▸ **SHORT TASK**:
Take each line that has the word "page" and return it.

▸ **DATA SUPPLIED**:
══════

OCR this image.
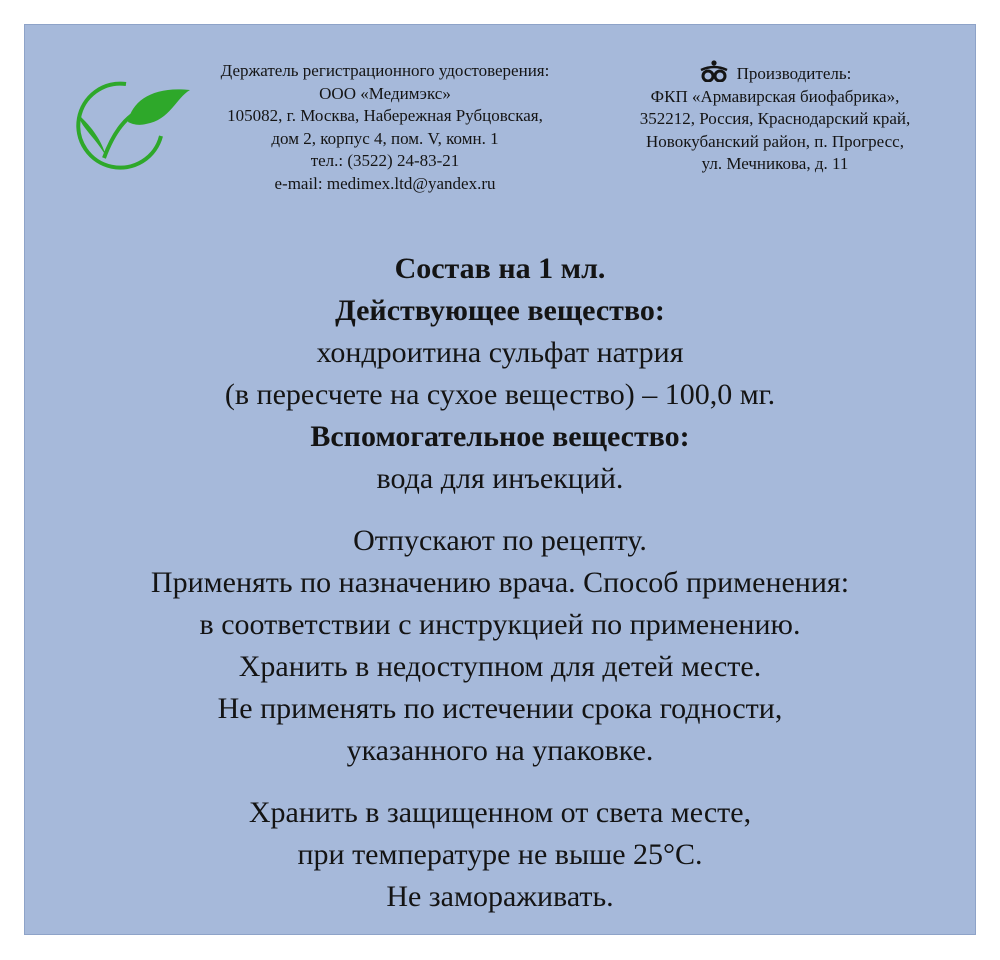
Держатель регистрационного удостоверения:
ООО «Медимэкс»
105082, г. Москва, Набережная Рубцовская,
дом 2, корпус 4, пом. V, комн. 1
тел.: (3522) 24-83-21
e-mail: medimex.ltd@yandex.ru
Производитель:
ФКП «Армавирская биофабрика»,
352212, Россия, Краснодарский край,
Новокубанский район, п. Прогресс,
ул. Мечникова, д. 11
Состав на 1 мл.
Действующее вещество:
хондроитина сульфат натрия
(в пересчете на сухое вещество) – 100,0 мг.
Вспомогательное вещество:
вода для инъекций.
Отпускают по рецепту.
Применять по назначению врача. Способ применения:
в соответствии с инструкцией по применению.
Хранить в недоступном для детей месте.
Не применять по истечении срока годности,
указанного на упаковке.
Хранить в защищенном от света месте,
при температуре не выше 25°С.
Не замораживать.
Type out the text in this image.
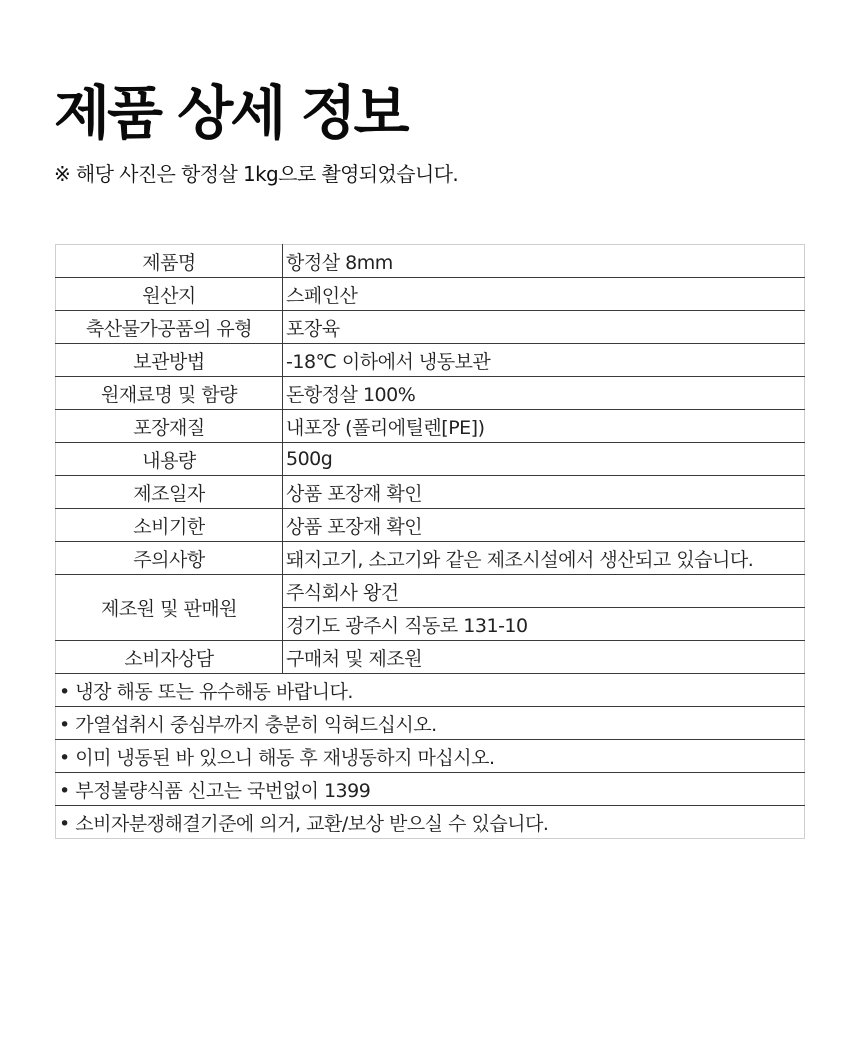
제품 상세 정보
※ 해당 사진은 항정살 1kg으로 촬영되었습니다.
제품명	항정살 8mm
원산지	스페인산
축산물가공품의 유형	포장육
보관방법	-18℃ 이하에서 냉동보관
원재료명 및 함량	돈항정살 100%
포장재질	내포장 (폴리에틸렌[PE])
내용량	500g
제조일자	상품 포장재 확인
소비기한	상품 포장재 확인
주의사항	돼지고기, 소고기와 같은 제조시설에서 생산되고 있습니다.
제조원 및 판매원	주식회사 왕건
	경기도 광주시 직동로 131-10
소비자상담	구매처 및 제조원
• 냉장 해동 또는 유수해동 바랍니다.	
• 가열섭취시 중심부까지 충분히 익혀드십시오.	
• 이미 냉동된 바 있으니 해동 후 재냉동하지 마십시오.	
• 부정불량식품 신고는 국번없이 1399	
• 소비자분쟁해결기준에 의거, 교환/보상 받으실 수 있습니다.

══════

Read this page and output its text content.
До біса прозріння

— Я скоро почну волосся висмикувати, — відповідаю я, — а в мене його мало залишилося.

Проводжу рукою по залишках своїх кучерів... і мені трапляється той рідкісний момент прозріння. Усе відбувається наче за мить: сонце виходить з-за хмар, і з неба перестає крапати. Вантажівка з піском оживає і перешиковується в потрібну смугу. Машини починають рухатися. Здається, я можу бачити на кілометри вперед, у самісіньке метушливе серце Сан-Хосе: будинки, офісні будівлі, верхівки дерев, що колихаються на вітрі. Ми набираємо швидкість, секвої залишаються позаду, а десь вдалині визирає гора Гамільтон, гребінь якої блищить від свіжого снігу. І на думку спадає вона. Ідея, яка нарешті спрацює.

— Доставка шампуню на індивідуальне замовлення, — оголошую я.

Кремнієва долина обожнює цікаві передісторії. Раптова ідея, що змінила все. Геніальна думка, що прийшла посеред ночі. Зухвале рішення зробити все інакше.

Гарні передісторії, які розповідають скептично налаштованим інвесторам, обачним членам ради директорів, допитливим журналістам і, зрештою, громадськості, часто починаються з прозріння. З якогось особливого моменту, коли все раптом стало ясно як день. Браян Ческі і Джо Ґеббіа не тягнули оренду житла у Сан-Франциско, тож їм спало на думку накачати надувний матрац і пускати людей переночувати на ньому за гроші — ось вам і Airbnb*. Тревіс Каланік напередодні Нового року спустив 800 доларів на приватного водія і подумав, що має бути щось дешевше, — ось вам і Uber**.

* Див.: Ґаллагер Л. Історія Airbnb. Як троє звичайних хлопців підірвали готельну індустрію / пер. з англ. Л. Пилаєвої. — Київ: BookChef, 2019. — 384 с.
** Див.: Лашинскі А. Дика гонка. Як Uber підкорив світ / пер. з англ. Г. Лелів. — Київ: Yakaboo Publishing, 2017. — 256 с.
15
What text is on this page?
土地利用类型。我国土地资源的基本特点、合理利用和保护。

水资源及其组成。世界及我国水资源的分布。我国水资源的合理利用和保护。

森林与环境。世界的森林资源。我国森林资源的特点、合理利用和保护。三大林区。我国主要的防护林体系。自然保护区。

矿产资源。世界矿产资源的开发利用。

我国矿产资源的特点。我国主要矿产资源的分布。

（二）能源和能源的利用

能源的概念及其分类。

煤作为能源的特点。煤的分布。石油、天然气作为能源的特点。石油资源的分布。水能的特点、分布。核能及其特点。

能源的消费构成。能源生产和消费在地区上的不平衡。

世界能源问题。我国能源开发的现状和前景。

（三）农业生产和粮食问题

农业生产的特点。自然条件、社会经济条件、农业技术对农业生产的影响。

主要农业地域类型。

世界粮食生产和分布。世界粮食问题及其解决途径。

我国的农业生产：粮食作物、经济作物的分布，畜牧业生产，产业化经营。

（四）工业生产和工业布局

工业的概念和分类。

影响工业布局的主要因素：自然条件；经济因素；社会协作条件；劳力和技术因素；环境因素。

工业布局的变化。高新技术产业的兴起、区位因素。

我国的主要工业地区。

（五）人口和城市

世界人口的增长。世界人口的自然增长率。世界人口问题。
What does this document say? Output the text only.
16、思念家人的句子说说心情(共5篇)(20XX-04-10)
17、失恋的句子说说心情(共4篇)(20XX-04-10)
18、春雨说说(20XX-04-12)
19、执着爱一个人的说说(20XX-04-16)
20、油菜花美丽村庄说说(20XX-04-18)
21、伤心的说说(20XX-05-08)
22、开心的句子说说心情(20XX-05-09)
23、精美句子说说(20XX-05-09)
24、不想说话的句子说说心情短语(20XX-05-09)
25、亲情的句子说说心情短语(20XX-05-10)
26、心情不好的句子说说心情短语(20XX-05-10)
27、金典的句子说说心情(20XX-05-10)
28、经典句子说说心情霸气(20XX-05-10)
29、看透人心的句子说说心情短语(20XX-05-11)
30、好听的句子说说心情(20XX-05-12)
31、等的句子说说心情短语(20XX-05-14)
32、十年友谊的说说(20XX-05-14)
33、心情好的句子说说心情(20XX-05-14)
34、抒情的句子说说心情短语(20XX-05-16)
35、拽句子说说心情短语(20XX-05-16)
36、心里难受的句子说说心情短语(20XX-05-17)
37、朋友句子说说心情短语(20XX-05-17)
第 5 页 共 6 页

══════

▸ **TASK OUTPUT**:
Read this page and output its text content.
What text is on this page?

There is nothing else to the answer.